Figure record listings
========
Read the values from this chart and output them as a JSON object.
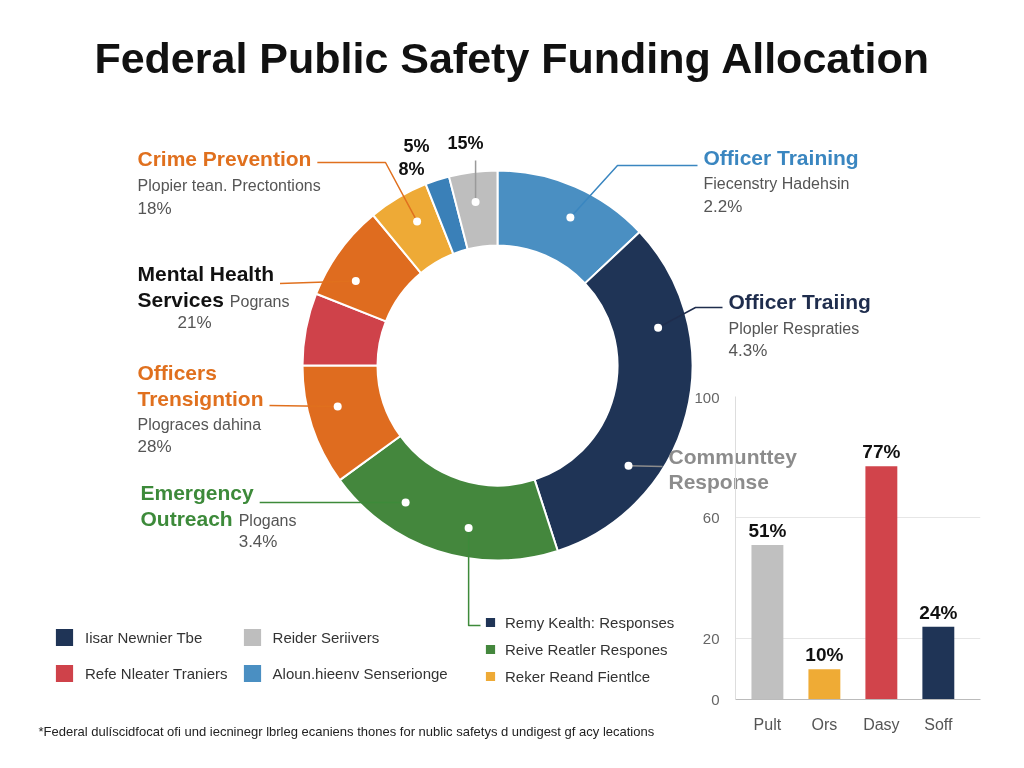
{
  "chart_data": [
    {
      "type": "donut",
      "title": "Federal Public Safety Funding Allocation",
      "categories": [
        "Aloun.hieenv Senserionge",
        "Iisar Newnier Tbe",
        "Reive Reatler Respones",
        null,
        "Refe Nleater Traniers",
        null,
        "Reker Reand Fientlce",
        null,
        "Reider Seriivers"
      ],
      "values": [
        13,
        32,
        20,
        10,
        6,
        8,
        5,
        2,
        4
      ],
      "colors": [
        "#4a8fc2",
        "#1f3456",
        "#44873d",
        "#df6c1f",
        "#cf424a",
        "#df6c1f",
        "#eeaa36",
        "#3a80b8",
        "#bebebe"
      ],
      "legend": "bottom left",
      "annotations": [
        "Crime Prevention",
        "Plopier tean. Prectontions",
        "18%",
        "Mental Health Services",
        "Pograns",
        "21%",
        "Officers Trensigntion",
        "Plograces dahina",
        "28%",
        "Emergency Outreach",
        "Plogans",
        "3.4%",
        "Officer Training",
        "Fiecenstry Hadehsin",
        "2.2%",
        "Officer Traiing",
        "Plopler Respraties",
        "4.3%",
        "Communttey Response",
        "5%",
        "8%",
        "15%",
        "Remy Kealth: Responses",
        "*Federal dulíscidfocat ofi und iecninegr lbrleg ecaniens thones for nublic safetys d undigest gf acy lecations"
      ]
    },
    {
      "type": "bar",
      "categories": [
        "Pult",
        "Ors",
        "Dasy",
        "Soff"
      ],
      "values": [
        51,
        10,
        77,
        24
      ],
      "colors": [
        "#c0c0c0",
        "#efab35",
        "#d1444b",
        "#1f3456"
      ],
      "value_labels": [
        "51%",
        "10%",
        "77%",
        "24%"
      ],
      "ylim": [
        0,
        100
      ],
      "yticks": [
        0,
        20,
        60,
        100
      ],
      "grid": "y"
    }
  ]
}
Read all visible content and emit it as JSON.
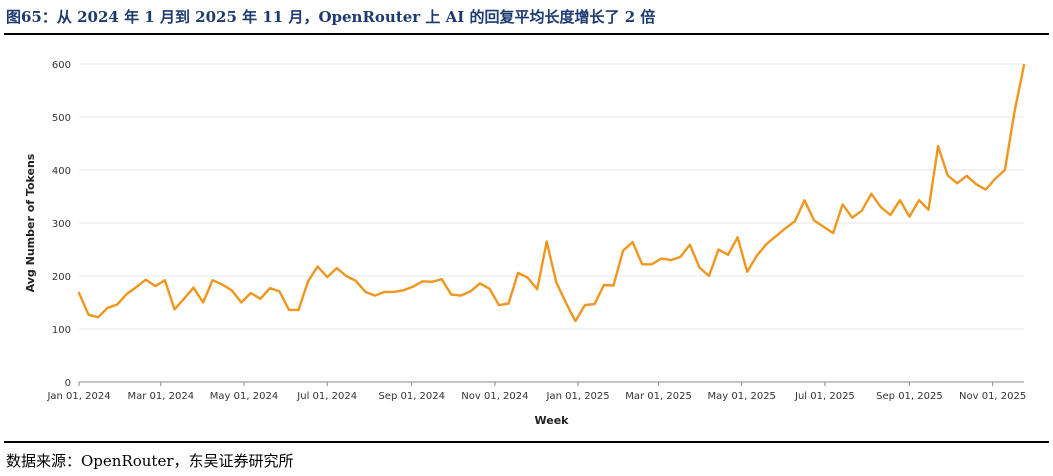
========
Aim
Exclude the images, then output the data above word for word.

In response
Read the values from this chart and output them as a JSON object.
{
  "chart_data": [
    {
      "type": "donut",
      "title": "Federal Public Safety Funding Allocation",
      "categories": [
        "Aloun.hieenv Senserionge",
        "Iisar Newnier Tbe",
        "Reive Reatler Respones",
        null,
        "Refe Nleater Traniers",
        null,
        "Reker Reand Fientlce",
        null,
        "Reider Seriivers"
      ],
      "values": [
        13,
        32,
        20,
        10,
        6,
        8,
        5,
        2,
        4
      ],
      "colors": [
        "#4a8fc2",
        "#1f3456",
        "#44873d",
        "#df6c1f",
        "#cf424a",
        "#df6c1f",
        "#eeaa36",
        "#3a80b8",
        "#bebebe"
      ],
      "legend": "bottom left",
      "annotations": [
        "Crime Prevention",
        "Plopier tean. Prectontions",
        "18%",
        "Mental Health Services",
        "Pograns",
        "21%",
        "Officers Trensigntion",
        "Plograces dahina",
        "28%",
        "Emergency Outreach",
        "Plogans",
        "3.4%",
        "Officer Training",
        "Fiecenstry Hadehsin",
        "2.2%",
        "Officer Traiing",
        "Plopler Respraties",
        "4.3%",
        "Communttey Response",
        "5%",
        "8%",
        "15%",
        "Remy Kealth: Responses",
        "*Federal dulíscidfocat ofi und iecninegr lbrleg ecaniens thones for nublic safetys d undigest gf acy lecations"
      ]
    },
    {
      "type": "bar",
      "categories": [
        "Pult",
        "Ors",
        "Dasy",
        "Soff"
      ],
      "values": [
        51,
        10,
        77,
        24
      ],
      "colors": [
        "#c0c0c0",
        "#efab35",
        "#d1444b",
        "#1f3456"
      ],
      "value_labels": [
        "51%",
        "10%",
        "77%",
        "24%"
      ],
      "ylim": [
        0,
        100
      ],
      "yticks": [
        0,
        20,
        60,
        100
      ],
      "grid": "y"
    }
  ]
}
Read all visible content and emit it as JSON.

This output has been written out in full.